[GIVEN EXERCISE] Reproduce each record below exactly as written.

━━ EXERCISE MATERIAL ━━

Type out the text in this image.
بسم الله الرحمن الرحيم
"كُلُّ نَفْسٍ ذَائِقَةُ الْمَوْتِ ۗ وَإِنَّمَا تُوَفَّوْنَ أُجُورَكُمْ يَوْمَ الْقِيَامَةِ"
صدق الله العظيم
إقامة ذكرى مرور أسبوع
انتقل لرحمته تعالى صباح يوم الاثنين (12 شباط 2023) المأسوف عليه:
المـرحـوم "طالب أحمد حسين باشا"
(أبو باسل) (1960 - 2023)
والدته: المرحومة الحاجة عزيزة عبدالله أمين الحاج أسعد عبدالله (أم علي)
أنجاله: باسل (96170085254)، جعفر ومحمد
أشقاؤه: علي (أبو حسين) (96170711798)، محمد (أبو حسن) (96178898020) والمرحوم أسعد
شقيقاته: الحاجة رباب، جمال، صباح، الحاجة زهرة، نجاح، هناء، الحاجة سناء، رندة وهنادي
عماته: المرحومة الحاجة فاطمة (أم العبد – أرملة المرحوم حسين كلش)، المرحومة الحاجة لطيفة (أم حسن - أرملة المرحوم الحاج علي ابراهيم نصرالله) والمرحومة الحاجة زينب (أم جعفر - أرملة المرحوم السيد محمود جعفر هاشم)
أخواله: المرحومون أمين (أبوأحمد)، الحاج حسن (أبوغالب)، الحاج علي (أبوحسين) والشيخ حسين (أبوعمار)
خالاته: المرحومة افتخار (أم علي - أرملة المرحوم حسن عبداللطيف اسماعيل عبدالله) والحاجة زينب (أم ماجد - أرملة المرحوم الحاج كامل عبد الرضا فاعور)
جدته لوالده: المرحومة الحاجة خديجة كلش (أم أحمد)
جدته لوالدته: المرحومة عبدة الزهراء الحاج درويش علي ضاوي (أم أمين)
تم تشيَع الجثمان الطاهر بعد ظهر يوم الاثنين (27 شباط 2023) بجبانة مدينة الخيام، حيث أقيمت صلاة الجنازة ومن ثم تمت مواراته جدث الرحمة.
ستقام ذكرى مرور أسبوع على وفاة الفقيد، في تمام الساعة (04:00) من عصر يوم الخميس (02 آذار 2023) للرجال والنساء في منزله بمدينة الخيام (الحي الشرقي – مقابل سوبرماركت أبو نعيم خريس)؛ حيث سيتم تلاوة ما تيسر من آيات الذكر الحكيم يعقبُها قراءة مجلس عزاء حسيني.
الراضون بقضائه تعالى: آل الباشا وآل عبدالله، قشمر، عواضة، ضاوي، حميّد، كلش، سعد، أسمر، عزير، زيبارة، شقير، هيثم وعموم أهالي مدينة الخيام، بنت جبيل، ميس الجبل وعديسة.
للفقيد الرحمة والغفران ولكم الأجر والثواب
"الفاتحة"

━━━

[RESULT FOR THIS EXERCISE]
Type out the text in this image.
بسم الله الرحمن الرحيم
"كُلُّ نَفْسٍ ذَائِقَةُ الْمَوْتِ ۗ وَإِنَّمَا تُوَفَّوْنَ أُجُورَكُمْ يَوْمَ الْقِيَامَةِ"
صدق الله العظيم
إقامة ذكرى مرور أسبوع
انتقل لرحمته تعالى صباح يوم الاثنين (12 شباط 2023) المأسوف عليه:
المـرحـوم "طالب أحمد حسين باشا"
(أبو باسل) (1960 - 2023)
والدته: المرحومة الحاجة عزيزة عبدالله أمين الحاج أسعد عبدالله (أم علي)
أنجاله: باسل (96170085254)، جعفر ومحمد
أشقاؤه: علي (أبو حسين) (96170711798)، محمد (أبو حسن) (96178898020) والمرحوم أسعد
شقيقاته: الحاجة رباب، جمال، صباح، الحاجة زهرة، نجاح، هناء، الحاجة سناء، رندة وهنادي
عماته: المرحومة الحاجة فاطمة (أم العبد – أرملة المرحوم حسين كلش)، المرحومة الحاجة لطيفة (أم حسن - أرملة المرحوم الحاج علي ابراهيم نصرالله) والمرحومة الحاجة زينب (أم جعفر - أرملة المرحوم السيد محمود جعفر هاشم)
أخواله: المرحومون أمين (أبوأحمد)، الحاج حسن (أبوغالب)، الحاج علي (أبوحسين) والشيخ حسين (أبوعمار)
خالاته: المرحومة افتخار (أم علي - أرملة المرحوم حسن عبداللطيف اسماعيل عبدالله) والحاجة زينب (أم ماجد - أرملة المرحوم الحاج كامل عبد الرضا فاعور)
جدته لوالده: المرحومة الحاجة خديجة كلش (أم أحمد)
جدته لوالدته: المرحومة عبدة الزهراء الحاج درويش علي ضاوي (أم أمين)
تم تشيَع الجثمان الطاهر بعد ظهر يوم الاثنين (27 شباط 2023) بجبانة مدينة الخيام، حيث أقيمت صلاة الجنازة ومن ثم تمت مواراته جدث الرحمة.
ستقام ذكرى مرور أسبوع على وفاة الفقيد، في تمام الساعة (04:00) من عصر يوم الخميس (02 آذار 2023) للرجال والنساء في منزله بمدينة الخيام (الحي الشرقي – مقابل سوبرماركت أبو نعيم خريس)؛ حيث سيتم تلاوة ما تيسر من آيات الذكر الحكيم يعقبُها قراءة مجلس عزاء حسيني.
الراضون بقضائه تعالى: آل الباشا وآل عبدالله، قشمر، عواضة، ضاوي، حميّد، كلش، سعد، أسمر، عزير، زيبارة، شقير، هيثم وعموم أهالي مدينة الخيام، بنت جبيل، ميس الجبل وعديسة.
للفقيد الرحمة والغفران ولكم الأجر والثواب
"الفاتحة"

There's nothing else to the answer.